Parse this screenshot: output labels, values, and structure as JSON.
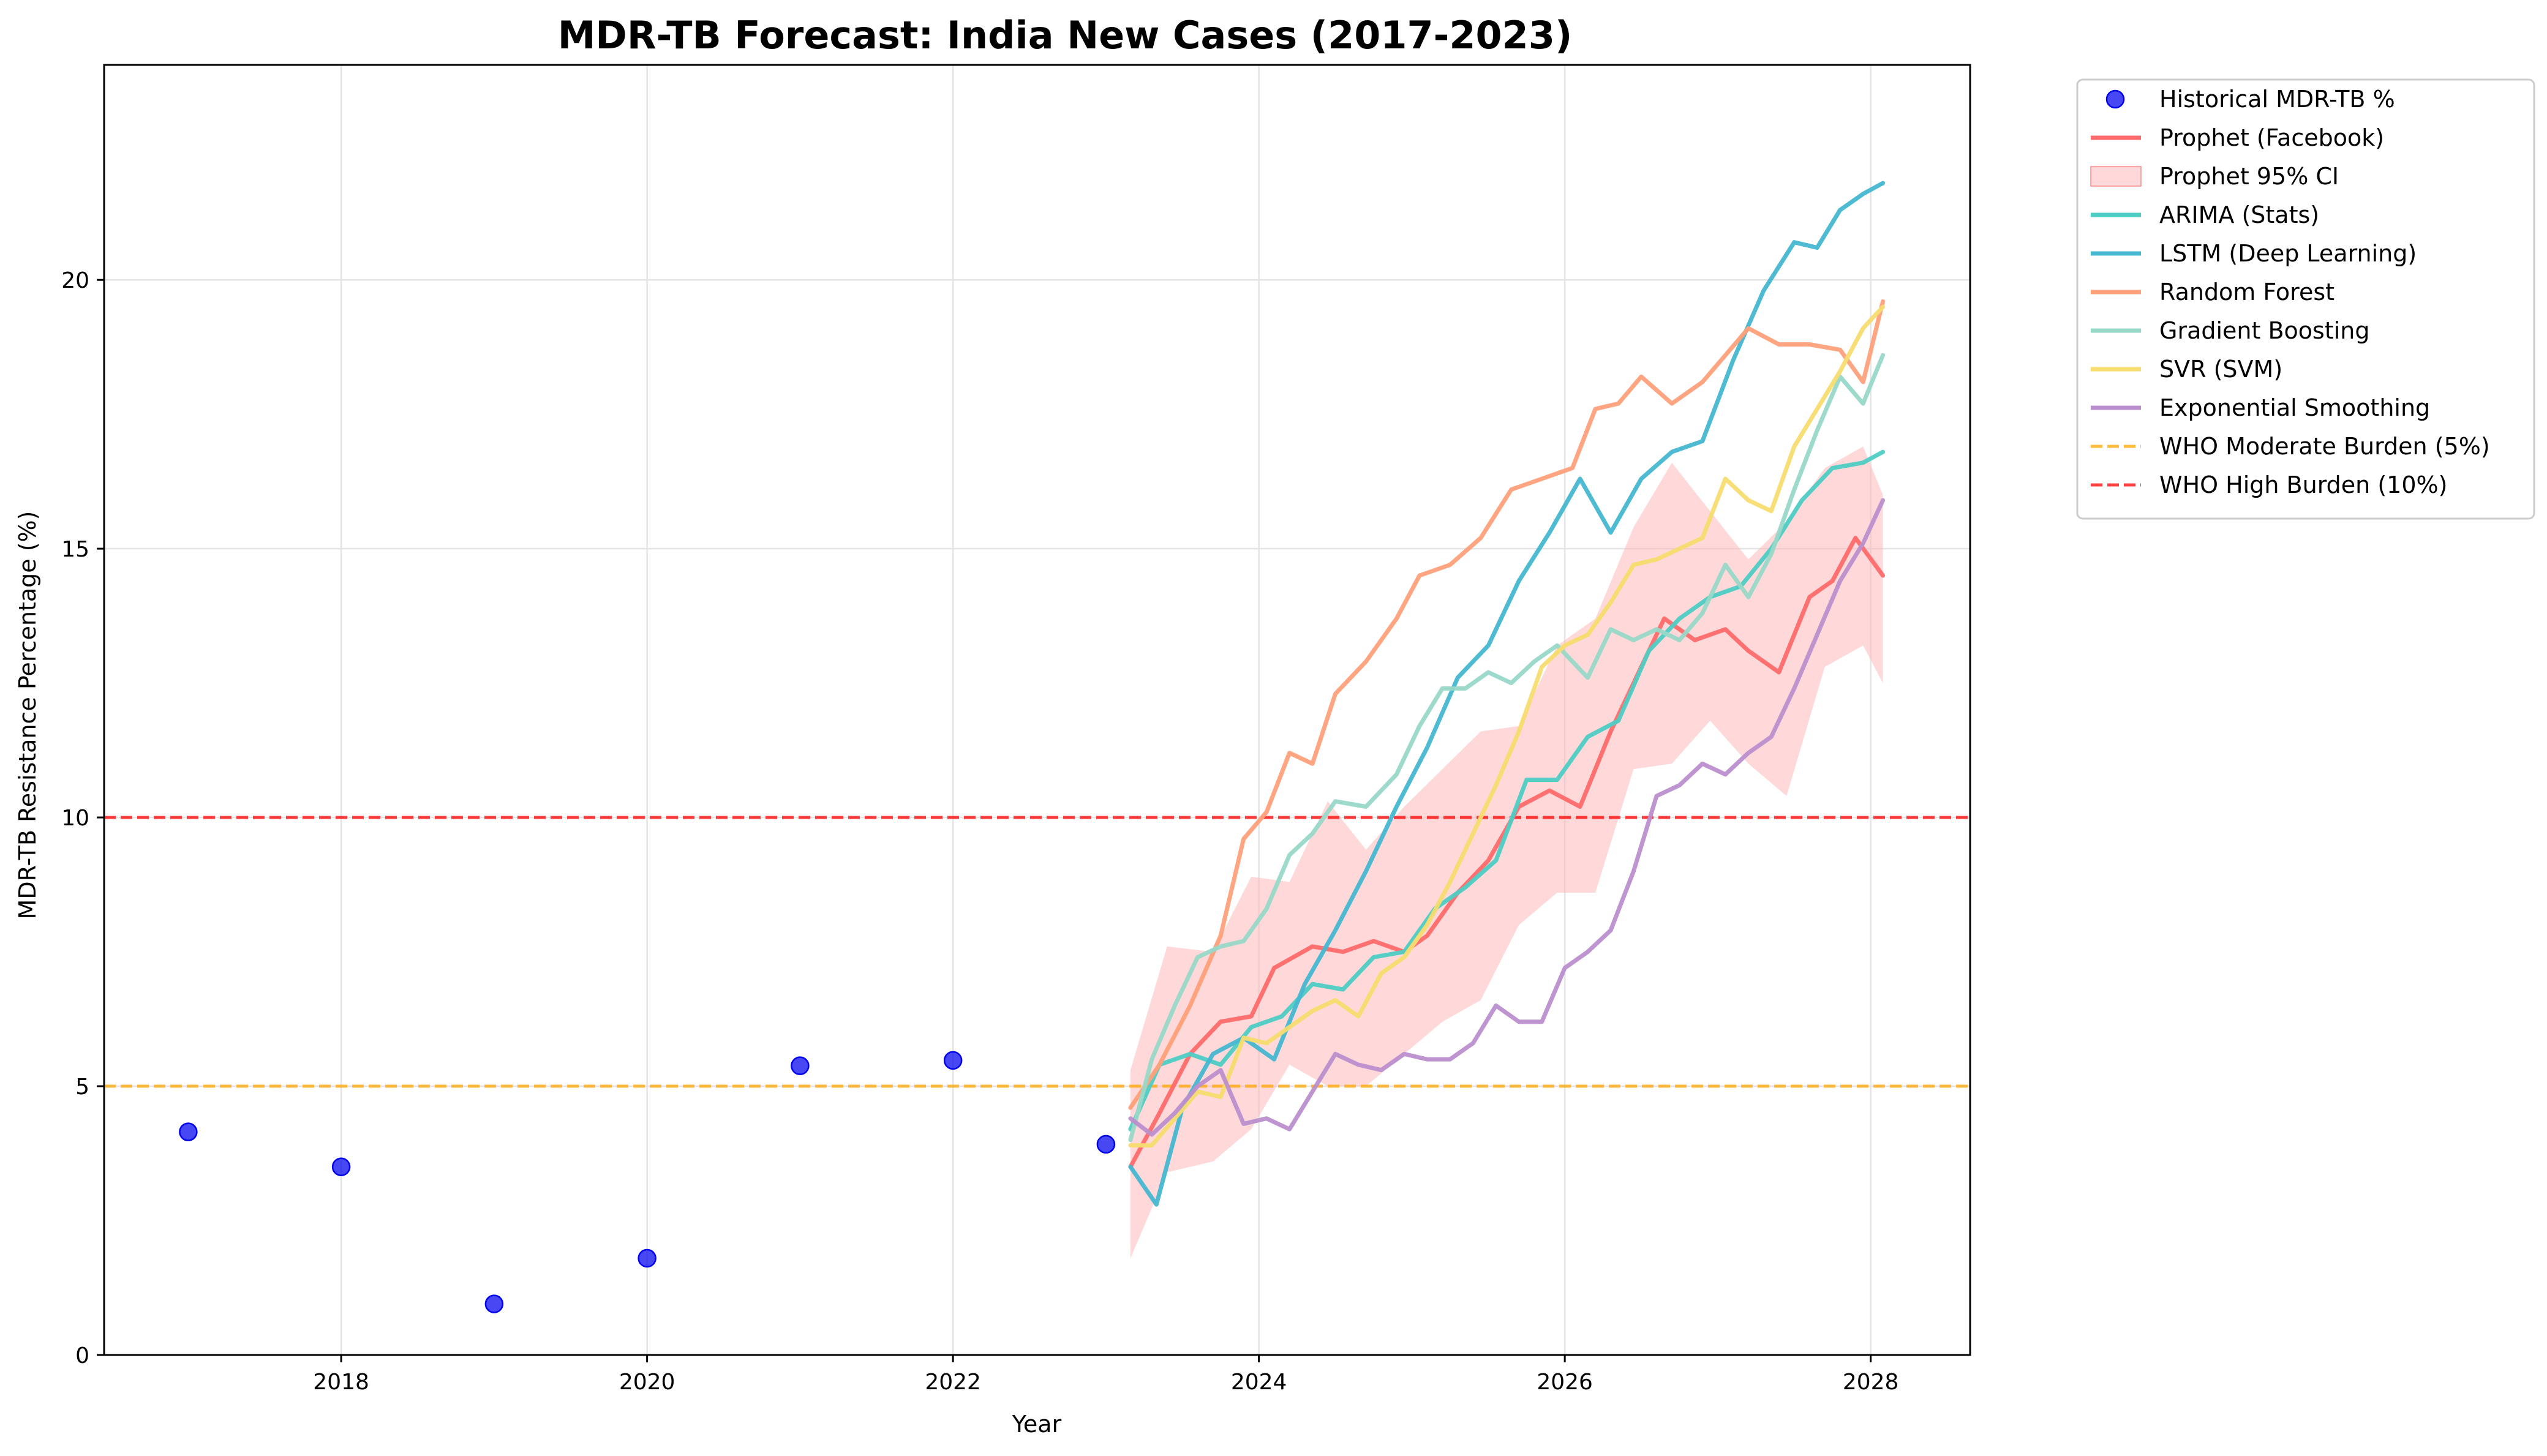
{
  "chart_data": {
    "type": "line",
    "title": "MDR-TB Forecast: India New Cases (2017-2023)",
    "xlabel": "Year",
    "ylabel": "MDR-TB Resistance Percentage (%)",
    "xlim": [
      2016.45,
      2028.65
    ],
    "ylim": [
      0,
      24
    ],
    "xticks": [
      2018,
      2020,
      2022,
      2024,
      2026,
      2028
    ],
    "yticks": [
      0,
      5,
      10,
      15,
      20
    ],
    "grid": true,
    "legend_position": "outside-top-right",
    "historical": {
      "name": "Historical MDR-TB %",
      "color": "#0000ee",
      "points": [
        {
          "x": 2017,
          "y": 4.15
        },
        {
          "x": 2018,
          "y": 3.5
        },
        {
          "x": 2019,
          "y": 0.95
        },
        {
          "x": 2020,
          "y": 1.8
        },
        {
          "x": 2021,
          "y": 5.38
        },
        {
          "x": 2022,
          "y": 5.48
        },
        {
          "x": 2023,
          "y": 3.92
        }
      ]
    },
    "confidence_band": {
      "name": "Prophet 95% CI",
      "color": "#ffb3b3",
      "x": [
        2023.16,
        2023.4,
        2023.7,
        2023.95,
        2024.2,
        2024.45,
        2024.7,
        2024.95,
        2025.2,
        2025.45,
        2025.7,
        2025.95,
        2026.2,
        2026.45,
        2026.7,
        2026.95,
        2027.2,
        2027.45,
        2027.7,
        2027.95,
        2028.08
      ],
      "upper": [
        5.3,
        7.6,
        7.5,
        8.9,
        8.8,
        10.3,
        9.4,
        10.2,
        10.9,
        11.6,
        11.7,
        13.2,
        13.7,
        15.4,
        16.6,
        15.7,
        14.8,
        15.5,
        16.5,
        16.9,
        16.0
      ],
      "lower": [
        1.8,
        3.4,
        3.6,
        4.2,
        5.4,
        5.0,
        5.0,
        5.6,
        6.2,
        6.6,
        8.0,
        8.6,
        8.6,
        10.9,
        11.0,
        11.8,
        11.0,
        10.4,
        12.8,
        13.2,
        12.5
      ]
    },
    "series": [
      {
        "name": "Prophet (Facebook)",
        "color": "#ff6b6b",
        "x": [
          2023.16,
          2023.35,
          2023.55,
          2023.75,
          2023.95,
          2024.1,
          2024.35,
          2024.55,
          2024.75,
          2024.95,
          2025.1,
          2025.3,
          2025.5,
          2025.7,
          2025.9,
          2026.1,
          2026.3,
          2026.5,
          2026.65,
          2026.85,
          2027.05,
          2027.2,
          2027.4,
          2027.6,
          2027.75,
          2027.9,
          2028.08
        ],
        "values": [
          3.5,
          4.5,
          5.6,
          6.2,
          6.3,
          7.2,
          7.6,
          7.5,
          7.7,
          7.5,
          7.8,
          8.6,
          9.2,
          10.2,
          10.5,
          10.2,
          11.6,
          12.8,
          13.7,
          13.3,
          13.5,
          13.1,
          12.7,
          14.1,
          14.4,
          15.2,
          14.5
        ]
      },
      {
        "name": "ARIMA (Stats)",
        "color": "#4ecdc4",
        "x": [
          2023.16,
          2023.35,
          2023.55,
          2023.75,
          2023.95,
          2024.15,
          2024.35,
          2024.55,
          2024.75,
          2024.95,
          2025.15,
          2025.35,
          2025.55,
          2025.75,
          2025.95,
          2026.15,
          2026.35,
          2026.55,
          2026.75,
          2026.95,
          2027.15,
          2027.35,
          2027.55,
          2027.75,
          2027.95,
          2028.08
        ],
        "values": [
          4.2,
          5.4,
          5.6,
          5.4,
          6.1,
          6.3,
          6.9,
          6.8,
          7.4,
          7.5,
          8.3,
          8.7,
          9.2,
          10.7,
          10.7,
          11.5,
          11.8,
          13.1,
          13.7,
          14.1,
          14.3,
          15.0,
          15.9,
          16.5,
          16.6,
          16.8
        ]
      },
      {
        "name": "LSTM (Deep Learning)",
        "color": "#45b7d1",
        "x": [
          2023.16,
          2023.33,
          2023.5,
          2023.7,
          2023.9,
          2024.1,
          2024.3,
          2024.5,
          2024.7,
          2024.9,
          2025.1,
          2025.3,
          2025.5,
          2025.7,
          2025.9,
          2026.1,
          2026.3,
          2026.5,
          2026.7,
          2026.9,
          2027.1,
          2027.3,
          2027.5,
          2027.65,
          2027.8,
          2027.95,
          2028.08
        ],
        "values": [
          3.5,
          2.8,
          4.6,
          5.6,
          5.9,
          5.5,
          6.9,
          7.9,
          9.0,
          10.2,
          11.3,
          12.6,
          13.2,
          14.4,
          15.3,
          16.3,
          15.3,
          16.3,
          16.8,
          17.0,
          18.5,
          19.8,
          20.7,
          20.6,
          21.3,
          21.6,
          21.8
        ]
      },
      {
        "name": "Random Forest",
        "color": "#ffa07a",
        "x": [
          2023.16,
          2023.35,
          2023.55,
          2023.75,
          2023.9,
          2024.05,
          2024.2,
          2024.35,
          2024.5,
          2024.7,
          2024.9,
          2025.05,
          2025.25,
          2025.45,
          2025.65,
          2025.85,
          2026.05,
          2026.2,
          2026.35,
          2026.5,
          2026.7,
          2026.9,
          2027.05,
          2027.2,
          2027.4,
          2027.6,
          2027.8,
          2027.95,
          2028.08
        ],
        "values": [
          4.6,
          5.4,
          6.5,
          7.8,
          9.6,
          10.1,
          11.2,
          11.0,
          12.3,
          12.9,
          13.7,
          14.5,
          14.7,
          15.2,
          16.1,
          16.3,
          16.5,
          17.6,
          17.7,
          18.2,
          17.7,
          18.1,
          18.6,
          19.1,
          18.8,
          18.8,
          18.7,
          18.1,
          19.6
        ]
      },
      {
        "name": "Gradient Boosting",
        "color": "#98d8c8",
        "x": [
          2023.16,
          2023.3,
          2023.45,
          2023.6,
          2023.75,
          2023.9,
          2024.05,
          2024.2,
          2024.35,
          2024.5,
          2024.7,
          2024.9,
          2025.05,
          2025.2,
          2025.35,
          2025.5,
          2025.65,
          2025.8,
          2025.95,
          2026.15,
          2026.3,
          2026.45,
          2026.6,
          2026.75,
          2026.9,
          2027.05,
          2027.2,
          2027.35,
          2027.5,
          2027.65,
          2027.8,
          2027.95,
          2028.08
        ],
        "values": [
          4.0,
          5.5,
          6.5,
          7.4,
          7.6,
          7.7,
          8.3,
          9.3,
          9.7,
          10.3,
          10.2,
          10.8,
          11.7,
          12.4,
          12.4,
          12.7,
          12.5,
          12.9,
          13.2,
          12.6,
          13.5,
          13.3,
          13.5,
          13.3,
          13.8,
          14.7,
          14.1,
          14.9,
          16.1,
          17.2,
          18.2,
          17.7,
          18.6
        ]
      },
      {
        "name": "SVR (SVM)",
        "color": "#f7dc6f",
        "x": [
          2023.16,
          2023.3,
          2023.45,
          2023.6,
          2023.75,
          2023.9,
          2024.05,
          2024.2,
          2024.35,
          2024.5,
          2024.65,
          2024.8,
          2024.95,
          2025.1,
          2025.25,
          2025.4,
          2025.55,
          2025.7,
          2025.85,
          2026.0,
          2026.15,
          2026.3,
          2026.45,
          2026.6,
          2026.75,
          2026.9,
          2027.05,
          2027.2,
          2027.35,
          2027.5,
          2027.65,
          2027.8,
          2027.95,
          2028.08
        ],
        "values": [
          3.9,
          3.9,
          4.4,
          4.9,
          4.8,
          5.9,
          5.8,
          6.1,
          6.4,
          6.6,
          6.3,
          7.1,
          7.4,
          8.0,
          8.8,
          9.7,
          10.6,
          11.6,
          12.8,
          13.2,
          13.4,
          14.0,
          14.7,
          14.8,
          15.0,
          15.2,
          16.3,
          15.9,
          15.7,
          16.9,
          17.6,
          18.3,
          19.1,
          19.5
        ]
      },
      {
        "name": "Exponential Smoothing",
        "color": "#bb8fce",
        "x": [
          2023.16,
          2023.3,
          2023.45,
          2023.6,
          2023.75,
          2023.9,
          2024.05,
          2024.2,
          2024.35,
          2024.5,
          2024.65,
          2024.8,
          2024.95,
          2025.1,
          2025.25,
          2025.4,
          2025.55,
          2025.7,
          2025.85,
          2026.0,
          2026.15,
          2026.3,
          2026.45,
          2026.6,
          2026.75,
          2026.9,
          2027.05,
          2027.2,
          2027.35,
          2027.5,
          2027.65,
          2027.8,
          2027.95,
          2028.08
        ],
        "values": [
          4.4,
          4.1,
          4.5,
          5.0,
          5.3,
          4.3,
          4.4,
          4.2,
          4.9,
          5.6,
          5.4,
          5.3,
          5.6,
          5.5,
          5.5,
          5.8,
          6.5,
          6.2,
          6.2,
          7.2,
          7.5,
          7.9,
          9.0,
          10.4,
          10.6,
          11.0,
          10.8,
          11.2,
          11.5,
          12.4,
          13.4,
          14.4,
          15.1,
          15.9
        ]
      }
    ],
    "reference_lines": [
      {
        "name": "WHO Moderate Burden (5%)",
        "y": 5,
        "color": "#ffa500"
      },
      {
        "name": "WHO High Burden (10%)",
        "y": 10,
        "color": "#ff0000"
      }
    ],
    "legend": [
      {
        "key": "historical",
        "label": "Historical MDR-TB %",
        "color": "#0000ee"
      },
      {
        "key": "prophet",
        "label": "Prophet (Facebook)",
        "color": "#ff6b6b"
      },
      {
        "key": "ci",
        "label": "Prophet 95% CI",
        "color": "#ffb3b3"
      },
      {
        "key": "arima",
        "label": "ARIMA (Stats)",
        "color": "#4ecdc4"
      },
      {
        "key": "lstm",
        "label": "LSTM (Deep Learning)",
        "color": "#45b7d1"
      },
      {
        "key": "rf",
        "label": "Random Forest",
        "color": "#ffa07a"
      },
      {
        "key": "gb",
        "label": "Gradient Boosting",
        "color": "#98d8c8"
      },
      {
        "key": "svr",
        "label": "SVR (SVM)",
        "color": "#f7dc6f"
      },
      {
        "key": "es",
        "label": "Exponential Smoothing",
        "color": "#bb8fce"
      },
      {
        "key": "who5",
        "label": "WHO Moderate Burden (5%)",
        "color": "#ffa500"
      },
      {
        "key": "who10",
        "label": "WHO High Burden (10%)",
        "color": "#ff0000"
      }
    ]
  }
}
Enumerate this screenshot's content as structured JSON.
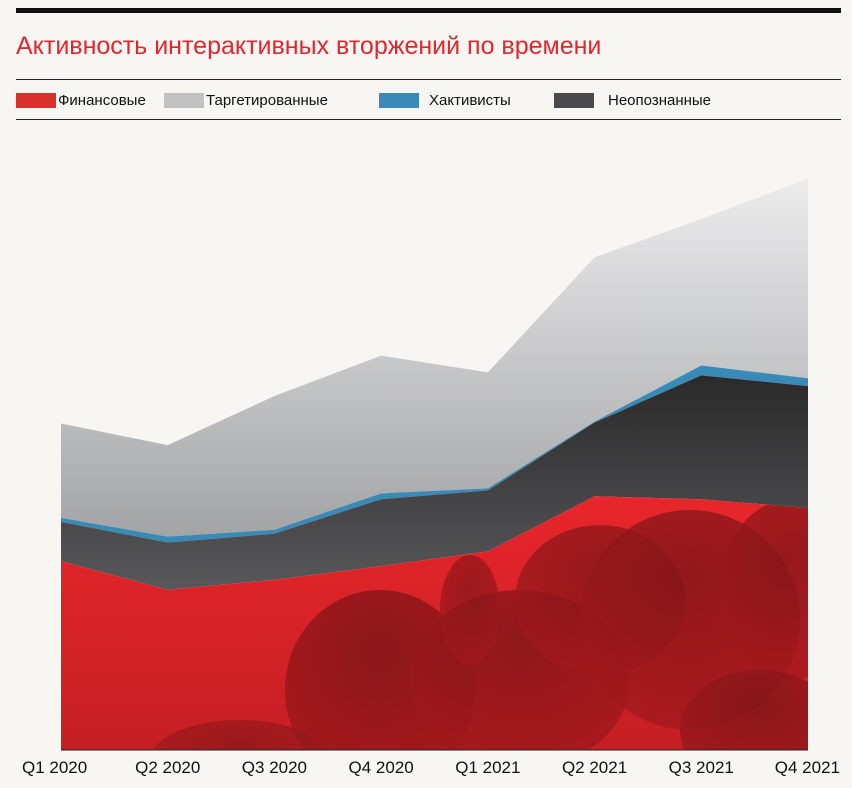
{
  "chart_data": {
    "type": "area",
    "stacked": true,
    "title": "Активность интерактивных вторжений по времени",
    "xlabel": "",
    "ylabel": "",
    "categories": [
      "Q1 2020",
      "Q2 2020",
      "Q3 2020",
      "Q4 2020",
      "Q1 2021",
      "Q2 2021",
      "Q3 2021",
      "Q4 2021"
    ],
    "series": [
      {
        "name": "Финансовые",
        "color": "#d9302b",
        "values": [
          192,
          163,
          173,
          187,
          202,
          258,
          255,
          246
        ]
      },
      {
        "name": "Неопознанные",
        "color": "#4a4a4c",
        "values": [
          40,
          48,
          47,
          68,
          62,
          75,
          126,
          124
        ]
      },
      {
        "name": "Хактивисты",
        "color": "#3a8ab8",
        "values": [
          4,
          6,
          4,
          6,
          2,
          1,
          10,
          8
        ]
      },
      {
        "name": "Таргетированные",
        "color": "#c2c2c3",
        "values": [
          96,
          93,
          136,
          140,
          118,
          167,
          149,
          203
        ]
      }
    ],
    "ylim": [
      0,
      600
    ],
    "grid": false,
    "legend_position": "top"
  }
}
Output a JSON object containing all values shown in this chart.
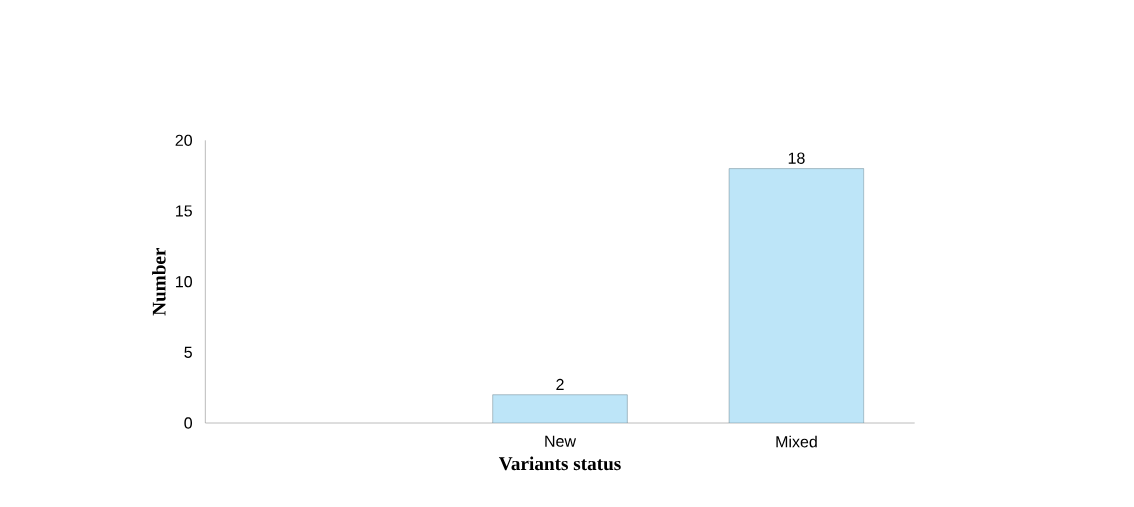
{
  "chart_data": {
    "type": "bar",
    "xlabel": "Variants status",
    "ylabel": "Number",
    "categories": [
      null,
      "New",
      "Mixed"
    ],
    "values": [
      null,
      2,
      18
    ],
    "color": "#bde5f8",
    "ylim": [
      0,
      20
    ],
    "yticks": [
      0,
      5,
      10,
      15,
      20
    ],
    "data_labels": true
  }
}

#####

* _Given request_:
Tell how many lines of the data above hold the string "Random". Give only the number.

* _Exercise answer_:
2